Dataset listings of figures
◆ ◆ ◆ ◆ ◆

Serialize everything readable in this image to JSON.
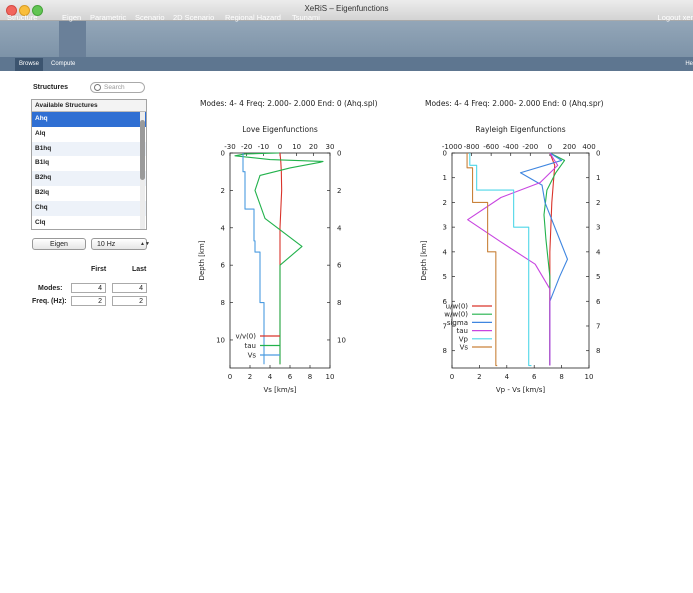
{
  "window": {
    "title": "XeRiS – Eigenfunctions"
  },
  "topnav": {
    "items": [
      "Structure",
      "Eigen",
      "Parametric",
      "Scenario",
      "2D Scenario",
      "Regional Hazard",
      "Tsunami"
    ],
    "logout": "Logout xer"
  },
  "subnav": {
    "items": [
      "Browse",
      "Compute"
    ],
    "help": "He"
  },
  "sidebar": {
    "title": "Structures",
    "search_placeholder": "Search",
    "list_header": "Available Structures",
    "items": [
      "Ahq",
      "Alq",
      "B1hq",
      "B1lq",
      "B2hq",
      "B2lq",
      "Chq",
      "Clq"
    ],
    "selected": "Ahq",
    "eigen_button": "Eigen",
    "freq_select": "10 Hz",
    "col_first": "First",
    "col_last": "Last",
    "modes_label": "Modes:",
    "freq_label": "Freq. (Hz):",
    "modes_first": "4",
    "modes_last": "4",
    "freq_first": "2",
    "freq_last": "2"
  },
  "chart_data": [
    {
      "type": "line",
      "caption": "Modes:  4-  4 Freq:  2.000-  2.000 End:  0 (Ahq.spl)",
      "title": "Love Eigenfunctions",
      "ylabel": "Depth [km]",
      "xlabel": "Vs [km/s]",
      "top_ticks": [
        "-30",
        "-20",
        "-10",
        "0",
        "10",
        "20",
        "30"
      ],
      "bottom_ticks": [
        "0",
        "2",
        "4",
        "6",
        "8",
        "10"
      ],
      "y_ticks": [
        "0",
        "2",
        "4",
        "6",
        "8",
        "10"
      ],
      "top_xlim": [
        -30,
        30
      ],
      "bottom_xlim": [
        0,
        10
      ],
      "ylim": [
        0,
        11.5
      ],
      "y_inverted": true,
      "legend": "bottom-left",
      "series": [
        {
          "name": "v/v(0)",
          "color": "#d9342b",
          "axis": "top",
          "points": [
            [
              0,
              0
            ],
            [
              0.5,
              0.5
            ],
            [
              0.8,
              1
            ],
            [
              1,
              2
            ],
            [
              0.5,
              3
            ],
            [
              0,
              4
            ],
            [
              0,
              5
            ],
            [
              0,
              6
            ],
            [
              0,
              8
            ],
            [
              0,
              11.3
            ]
          ]
        },
        {
          "name": "tau",
          "color": "#22b24c",
          "axis": "bottom",
          "points": [
            [
              4.9,
              0
            ],
            [
              1.5,
              0.05
            ],
            [
              0.5,
              0.15
            ],
            [
              4,
              0.35
            ],
            [
              9.3,
              0.45
            ],
            [
              9,
              0.5
            ],
            [
              6,
              0.8
            ],
            [
              3,
              1.2
            ],
            [
              2.5,
              2
            ],
            [
              3.5,
              3.5
            ],
            [
              7.2,
              5
            ],
            [
              5,
              6
            ],
            [
              5,
              11.3
            ]
          ]
        },
        {
          "name": "Vs",
          "color": "#4a9be0",
          "axis": "bottom",
          "step": true,
          "points": [
            [
              1.3,
              0
            ],
            [
              1.5,
              1
            ],
            [
              2.4,
              3
            ],
            [
              2.5,
              4.7
            ],
            [
              3.0,
              5.3
            ],
            [
              3.4,
              8
            ],
            [
              3.4,
              11.3
            ]
          ]
        }
      ]
    },
    {
      "type": "line",
      "caption": "Modes:  4-  4 Freq:  2.000-  2.000 End:  0 (Ahq.spr)",
      "title": "Rayleigh Eigenfunctions",
      "ylabel": "Depth [km]",
      "xlabel": "Vp - Vs [km/s]",
      "top_ticks": [
        "-1000",
        "-800",
        "-600",
        "-400",
        "-200",
        "0",
        "200",
        "400"
      ],
      "bottom_ticks": [
        "0",
        "2",
        "4",
        "6",
        "8",
        "10"
      ],
      "y_ticks": [
        "0",
        "1",
        "2",
        "3",
        "4",
        "5",
        "6",
        "7",
        "8"
      ],
      "top_xlim": [
        -1000,
        400
      ],
      "bottom_xlim": [
        0,
        10
      ],
      "ylim": [
        0,
        8.7
      ],
      "y_inverted": true,
      "legend": "bottom-left",
      "series": [
        {
          "name": "u/w(0)",
          "color": "#d9342b",
          "axis": "top",
          "points": [
            [
              0,
              0
            ],
            [
              50,
              0.5
            ],
            [
              40,
              1
            ],
            [
              20,
              2
            ],
            [
              0,
              4
            ],
            [
              0,
              8.6
            ]
          ]
        },
        {
          "name": "w/w(0)",
          "color": "#22b24c",
          "axis": "top",
          "points": [
            [
              0,
              0
            ],
            [
              150,
              0.3
            ],
            [
              60,
              0.8
            ],
            [
              -30,
              1.5
            ],
            [
              -60,
              2.5
            ],
            [
              -40,
              3.5
            ],
            [
              0,
              5
            ],
            [
              0,
              8.6
            ]
          ]
        },
        {
          "name": "sigma",
          "color": "#3f86e0",
          "axis": "top",
          "points": [
            [
              0,
              0
            ],
            [
              120,
              0.3
            ],
            [
              -300,
              0.8
            ],
            [
              -80,
              1.3
            ],
            [
              -50,
              2
            ],
            [
              100,
              3.5
            ],
            [
              180,
              4.3
            ],
            [
              100,
              5
            ],
            [
              0,
              6
            ],
            [
              0,
              8.6
            ]
          ]
        },
        {
          "name": "tau",
          "color": "#c845e0",
          "axis": "top",
          "points": [
            [
              0,
              0
            ],
            [
              80,
              0.5
            ],
            [
              -100,
              1.2
            ],
            [
              -500,
              1.8
            ],
            [
              -840,
              2.7
            ],
            [
              -500,
              3.6
            ],
            [
              -150,
              4.5
            ],
            [
              0,
              5.5
            ],
            [
              0,
              8.6
            ]
          ]
        },
        {
          "name": "Vp",
          "color": "#4fd6e8",
          "axis": "bottom",
          "step": true,
          "points": [
            [
              1.3,
              0
            ],
            [
              1.8,
              0.5
            ],
            [
              4.5,
              1.5
            ],
            [
              5.6,
              3
            ],
            [
              5.8,
              8.6
            ]
          ]
        },
        {
          "name": "Vs",
          "color": "#c9823a",
          "axis": "bottom",
          "step": true,
          "points": [
            [
              1.1,
              0
            ],
            [
              1.5,
              0.6
            ],
            [
              2.6,
              2
            ],
            [
              3.2,
              4
            ],
            [
              3.3,
              8.6
            ]
          ]
        }
      ]
    }
  ]
}
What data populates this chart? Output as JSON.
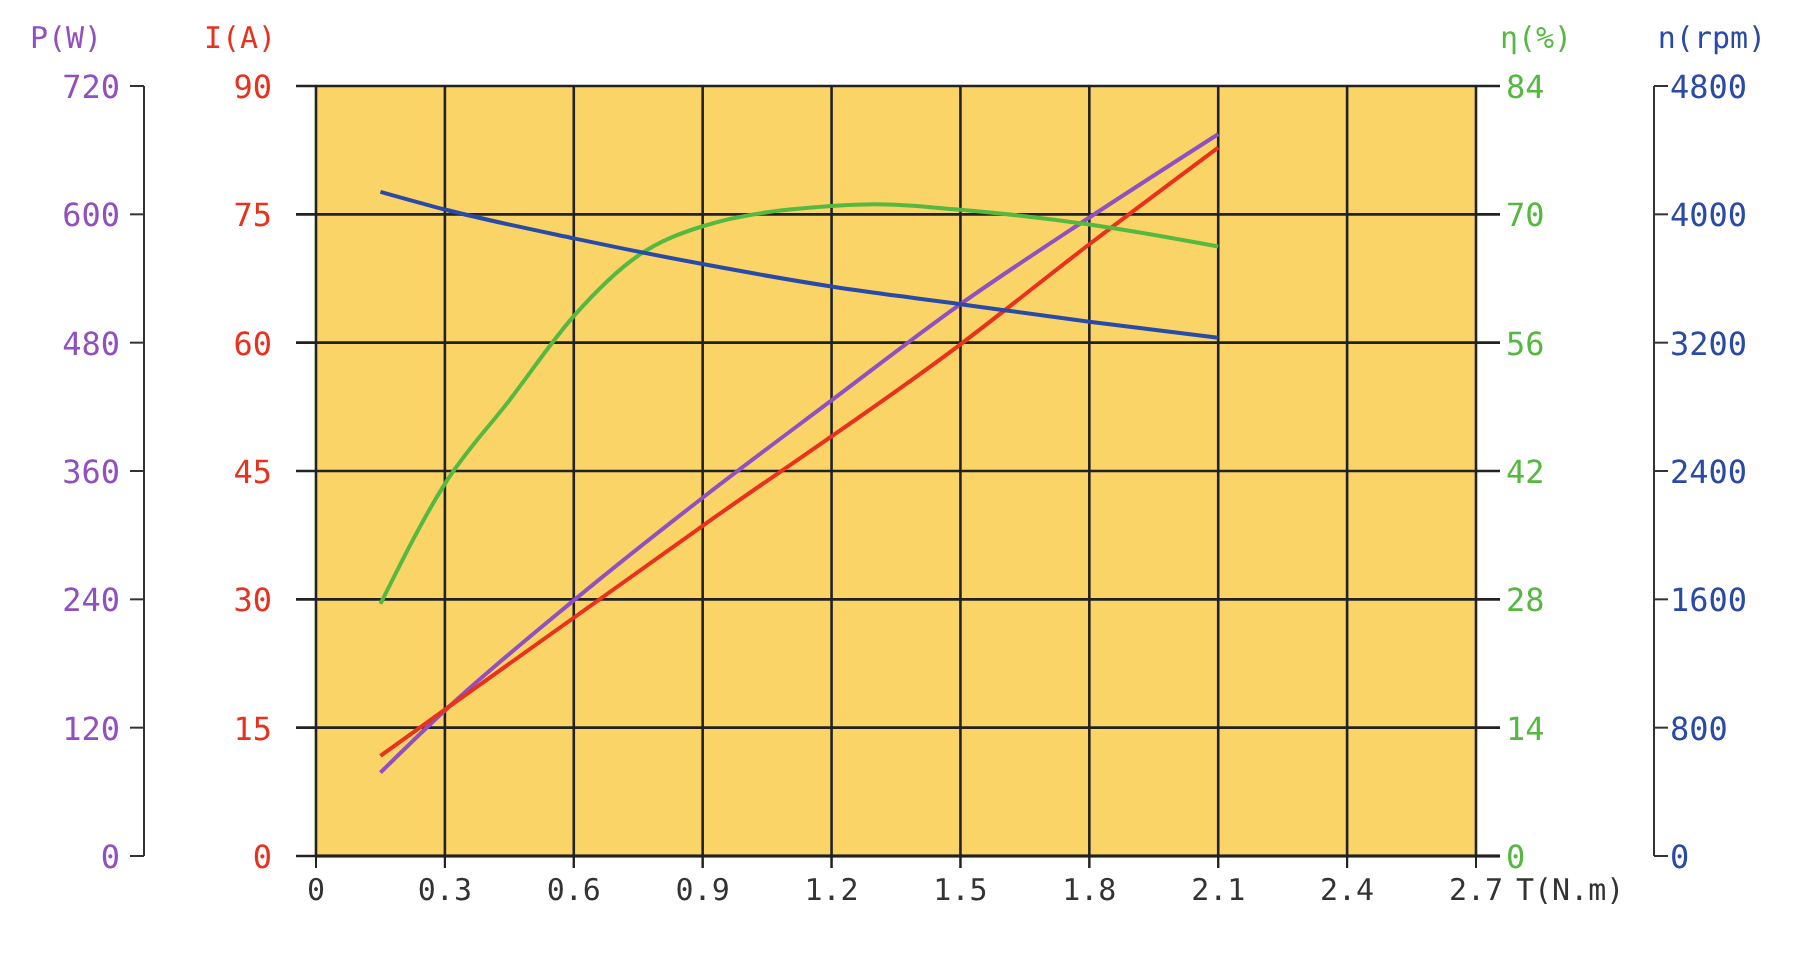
{
  "chart_data": [
    {
      "type": "line",
      "xlabel": "T(N.m)",
      "ylabel": "P(W)",
      "y2label": "I(A)",
      "xlim": [
        0,
        2.7
      ],
      "xticks": [
        0,
        0.3,
        0.6,
        0.9,
        1.2,
        1.5,
        1.8,
        2.1,
        2.4,
        2.7
      ],
      "ylim": [
        0,
        720
      ],
      "yticks": [
        0,
        120,
        240,
        360,
        480,
        600,
        720
      ],
      "y2lim": [
        0,
        90
      ],
      "y2ticks": [
        0,
        15,
        30,
        45,
        60,
        75,
        90
      ],
      "grid": true,
      "marker": "none",
      "line_style": "solid",
      "series": [
        {
          "color": "#9050c0",
          "x": [
            0.15,
            0.3,
            0.6,
            0.9,
            1.2,
            1.5,
            1.8,
            2.1
          ],
          "values": [
            78,
            136,
            239,
            335,
            426,
            516,
            597,
            675
          ]
        },
        {
          "axis": "y2",
          "color": "#e8321e",
          "x": [
            0.15,
            0.3,
            0.9,
            1.5,
            1.8,
            2.1
          ],
          "values": [
            11.7,
            17.1,
            38.6,
            59.8,
            71.5,
            82.8
          ]
        }
      ]
    },
    {
      "type": "line",
      "ylabel": "η(%)",
      "y2label": "n(rpm)",
      "tick_labels": "y",
      "xlim": [
        0,
        2.7
      ],
      "xticks": [
        0,
        0.3,
        0.6,
        0.9,
        1.2,
        1.5,
        1.8,
        2.1,
        2.4,
        2.7
      ],
      "ylim": [
        0,
        84
      ],
      "yticks": [
        0,
        14,
        28,
        42,
        56,
        70,
        84
      ],
      "y2lim": [
        0,
        4800
      ],
      "y2ticks": [
        0,
        800,
        1600,
        2400,
        3200,
        4000,
        4800
      ],
      "marker": "none",
      "line_style": "solid",
      "series": [
        {
          "color": "#55b840",
          "x": [
            0.15,
            0.3,
            0.45,
            0.6,
            0.75,
            0.9,
            1.2,
            1.3,
            1.5,
            1.8,
            2.1
          ],
          "values": [
            27.5,
            40.6,
            49.7,
            58.9,
            65.5,
            68.7,
            70.9,
            71.1,
            70.5,
            68.9,
            66.5
          ]
        },
        {
          "axis": "y2",
          "color": "#2a4aa8",
          "x": [
            0.15,
            0.3,
            0.6,
            0.9,
            1.2,
            1.5,
            1.8,
            2.1
          ],
          "values": [
            4140,
            4030,
            3850,
            3690,
            3550,
            3440,
            3330,
            3230
          ]
        }
      ]
    }
  ]
}
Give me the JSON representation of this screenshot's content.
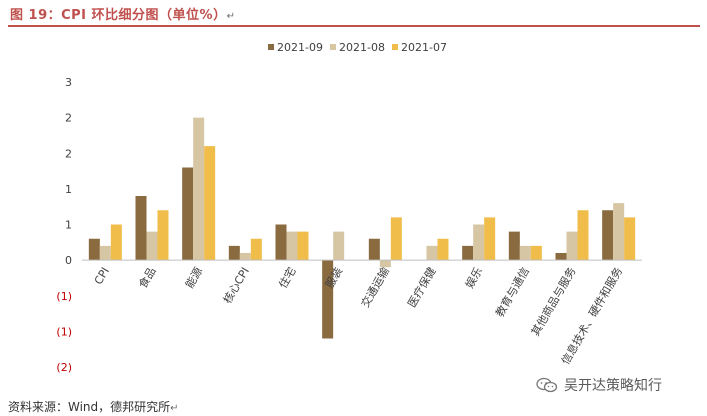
{
  "header": {
    "title": "图 19：CPI 环比细分图（单位%）",
    "return_mark": "↵"
  },
  "footer": {
    "source": "资料来源：Wind，德邦研究所",
    "return_mark": "↵"
  },
  "watermark": {
    "text": "吴开达策略知行",
    "icon": "wechat-icon"
  },
  "colors": {
    "title": "#c0504d",
    "negative_tick": "#c00000",
    "s2021_09": "#8a6a3f",
    "s2021_08": "#d6c6a3",
    "s2021_07": "#f0bd4a"
  },
  "chart_data": {
    "type": "bar",
    "categories": [
      "CPI",
      "食品",
      "能源",
      "核心CPI",
      "住宅",
      "服装",
      "交通运输",
      "医疗保健",
      "娱乐",
      "教育与通信",
      "其他商品与服务",
      "信息技术、硬件和服务"
    ],
    "series": [
      {
        "name": "2021-09",
        "color": "#8a6a3f",
        "values": [
          0.3,
          0.9,
          1.3,
          0.2,
          0.5,
          -1.1,
          0.3,
          0.0,
          0.2,
          0.4,
          0.1,
          0.7
        ]
      },
      {
        "name": "2021-08",
        "color": "#d6c6a3",
        "values": [
          0.2,
          0.4,
          2.0,
          0.1,
          0.4,
          0.4,
          -0.1,
          0.2,
          0.5,
          0.2,
          0.4,
          0.8
        ]
      },
      {
        "name": "2021-07",
        "color": "#f0bd4a",
        "values": [
          0.5,
          0.7,
          1.6,
          0.3,
          0.4,
          0.0,
          0.6,
          0.3,
          0.6,
          0.2,
          0.7,
          0.6
        ]
      }
    ],
    "ylim": [
      -1.5,
      2.5
    ],
    "yticks": [
      {
        "value": 2.5,
        "label": "3"
      },
      {
        "value": 2.0,
        "label": "2"
      },
      {
        "value": 1.5,
        "label": "2"
      },
      {
        "value": 1.0,
        "label": "1"
      },
      {
        "value": 0.5,
        "label": "1"
      },
      {
        "value": 0.0,
        "label": "0"
      },
      {
        "value": -0.5,
        "label": "(1)"
      },
      {
        "value": -1.0,
        "label": "(1)"
      },
      {
        "value": -1.5,
        "label": "(2)"
      }
    ],
    "legend": "top-center",
    "grid": false
  }
}
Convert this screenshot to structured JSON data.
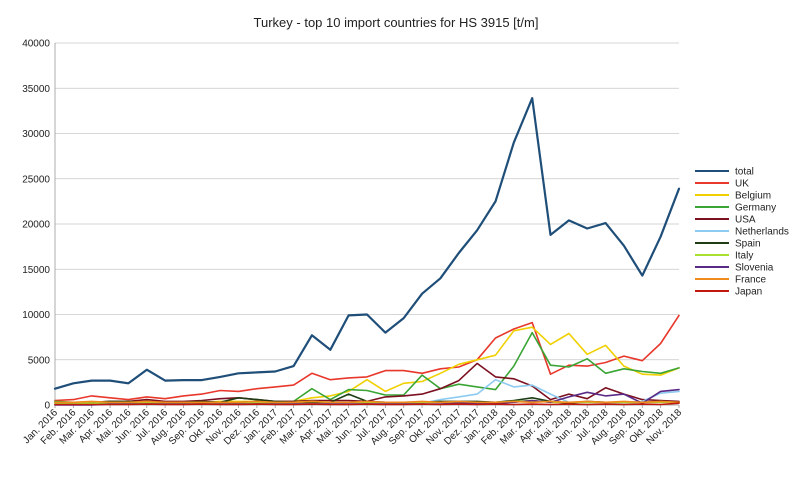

◆ ◆ ◆ ◆ ◆

Return every line holding the word "screenshot" from the records.

Give me the JSON representation of this screenshot's content.
Convert this screenshot to structured JSON data.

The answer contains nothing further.